[Start of Data rows]
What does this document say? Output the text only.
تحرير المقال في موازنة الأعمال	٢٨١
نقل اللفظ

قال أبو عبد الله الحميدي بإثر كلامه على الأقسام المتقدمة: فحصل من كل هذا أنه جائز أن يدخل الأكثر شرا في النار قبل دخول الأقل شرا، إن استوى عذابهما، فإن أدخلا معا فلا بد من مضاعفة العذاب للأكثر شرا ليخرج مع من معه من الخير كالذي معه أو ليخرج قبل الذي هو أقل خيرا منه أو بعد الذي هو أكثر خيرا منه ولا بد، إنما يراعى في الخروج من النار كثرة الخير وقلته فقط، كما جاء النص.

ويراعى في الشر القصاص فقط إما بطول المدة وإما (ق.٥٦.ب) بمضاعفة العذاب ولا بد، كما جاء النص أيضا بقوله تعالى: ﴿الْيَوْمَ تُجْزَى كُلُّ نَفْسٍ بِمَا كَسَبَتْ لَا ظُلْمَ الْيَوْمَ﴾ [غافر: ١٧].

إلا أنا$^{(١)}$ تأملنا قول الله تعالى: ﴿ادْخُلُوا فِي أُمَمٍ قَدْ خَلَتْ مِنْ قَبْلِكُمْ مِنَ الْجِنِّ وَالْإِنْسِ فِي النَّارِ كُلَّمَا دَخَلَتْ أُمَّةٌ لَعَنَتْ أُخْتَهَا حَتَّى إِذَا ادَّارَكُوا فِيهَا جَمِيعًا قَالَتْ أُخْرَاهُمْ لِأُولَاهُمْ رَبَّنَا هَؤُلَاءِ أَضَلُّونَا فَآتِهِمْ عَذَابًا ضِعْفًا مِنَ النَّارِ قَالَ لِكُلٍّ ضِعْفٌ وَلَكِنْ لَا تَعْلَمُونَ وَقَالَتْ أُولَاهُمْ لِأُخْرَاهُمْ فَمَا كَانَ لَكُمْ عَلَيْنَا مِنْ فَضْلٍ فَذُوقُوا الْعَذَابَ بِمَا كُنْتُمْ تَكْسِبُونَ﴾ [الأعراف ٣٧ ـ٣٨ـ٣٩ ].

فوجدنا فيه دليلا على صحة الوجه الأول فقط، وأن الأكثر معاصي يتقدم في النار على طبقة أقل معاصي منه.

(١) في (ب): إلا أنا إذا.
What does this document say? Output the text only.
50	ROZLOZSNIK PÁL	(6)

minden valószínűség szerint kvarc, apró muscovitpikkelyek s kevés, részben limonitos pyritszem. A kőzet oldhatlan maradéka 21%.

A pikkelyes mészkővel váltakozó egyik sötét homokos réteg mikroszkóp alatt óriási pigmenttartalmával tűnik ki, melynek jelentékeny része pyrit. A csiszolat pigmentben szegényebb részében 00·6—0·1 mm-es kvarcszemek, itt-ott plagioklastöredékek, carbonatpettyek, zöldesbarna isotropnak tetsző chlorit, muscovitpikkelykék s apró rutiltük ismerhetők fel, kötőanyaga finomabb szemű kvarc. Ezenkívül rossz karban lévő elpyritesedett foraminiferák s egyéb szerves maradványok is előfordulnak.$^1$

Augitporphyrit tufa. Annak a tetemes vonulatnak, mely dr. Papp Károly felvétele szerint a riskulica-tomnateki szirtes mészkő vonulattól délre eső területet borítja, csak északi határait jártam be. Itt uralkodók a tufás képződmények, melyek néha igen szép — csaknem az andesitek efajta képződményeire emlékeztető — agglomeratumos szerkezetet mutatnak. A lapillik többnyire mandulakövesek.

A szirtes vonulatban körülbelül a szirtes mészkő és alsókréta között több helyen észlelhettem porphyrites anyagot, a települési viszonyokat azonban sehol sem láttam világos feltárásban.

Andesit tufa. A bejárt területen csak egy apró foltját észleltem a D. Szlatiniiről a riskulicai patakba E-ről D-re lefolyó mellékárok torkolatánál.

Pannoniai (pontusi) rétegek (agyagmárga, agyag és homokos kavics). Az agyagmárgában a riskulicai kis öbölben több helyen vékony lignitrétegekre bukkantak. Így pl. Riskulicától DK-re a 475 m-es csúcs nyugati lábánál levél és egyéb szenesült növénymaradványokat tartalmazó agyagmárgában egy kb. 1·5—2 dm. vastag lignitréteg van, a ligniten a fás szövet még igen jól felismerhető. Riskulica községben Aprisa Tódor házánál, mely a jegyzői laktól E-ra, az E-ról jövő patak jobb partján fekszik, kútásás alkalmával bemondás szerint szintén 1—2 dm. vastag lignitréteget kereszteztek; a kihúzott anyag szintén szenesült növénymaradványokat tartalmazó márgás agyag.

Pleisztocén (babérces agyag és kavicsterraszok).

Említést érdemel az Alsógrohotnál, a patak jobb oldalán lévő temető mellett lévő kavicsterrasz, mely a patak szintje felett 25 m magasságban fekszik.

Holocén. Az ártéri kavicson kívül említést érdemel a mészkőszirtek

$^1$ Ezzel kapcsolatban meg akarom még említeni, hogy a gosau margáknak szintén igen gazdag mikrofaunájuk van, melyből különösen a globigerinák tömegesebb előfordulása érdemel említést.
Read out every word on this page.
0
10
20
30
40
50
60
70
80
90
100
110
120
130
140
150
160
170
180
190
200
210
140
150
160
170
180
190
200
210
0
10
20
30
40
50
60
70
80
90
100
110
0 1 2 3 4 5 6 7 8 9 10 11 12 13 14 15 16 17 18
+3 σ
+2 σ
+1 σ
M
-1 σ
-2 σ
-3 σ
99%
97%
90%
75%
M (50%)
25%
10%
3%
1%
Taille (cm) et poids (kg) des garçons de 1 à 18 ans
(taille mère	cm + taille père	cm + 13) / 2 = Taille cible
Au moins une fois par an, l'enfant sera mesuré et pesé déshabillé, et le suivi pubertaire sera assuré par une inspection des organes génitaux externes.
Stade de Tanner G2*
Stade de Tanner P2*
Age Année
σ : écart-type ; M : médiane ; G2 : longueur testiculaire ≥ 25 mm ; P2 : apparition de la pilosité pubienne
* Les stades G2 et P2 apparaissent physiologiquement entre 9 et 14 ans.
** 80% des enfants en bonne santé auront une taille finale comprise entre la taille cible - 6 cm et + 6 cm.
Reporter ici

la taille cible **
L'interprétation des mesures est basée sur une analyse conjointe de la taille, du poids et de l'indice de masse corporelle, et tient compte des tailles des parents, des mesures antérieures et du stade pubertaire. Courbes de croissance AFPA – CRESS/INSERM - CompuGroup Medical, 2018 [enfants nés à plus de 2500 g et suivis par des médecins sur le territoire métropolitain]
[End of Data rows]
Problem>
From the entries above, copy every line where the word "szirtes" shows up.

The answer>
Augitporphyrit tufa. Annak a tetemes vonulatnak, mely dr. Papp Károly felvétele szerint a riskulica-tomnateki szirtes mészkő vonulattól délre eső területet borítja, csak északi határait jártam be. Itt uralkodók a tufás képződmények, melyek néha igen szép — csaknem az andesitek efajta képződményeire emlékeztető — agglomeratumos szerkezetet mutatnak. A lapillik többnyire mandulakövesek.
A szirtes vonulatban körülbelül a szirtes mészkő és alsókréta között több helyen észlelhettem porphyrites anyagot, a települési viszonyokat azonban sehol sem láttam világos feltárásban.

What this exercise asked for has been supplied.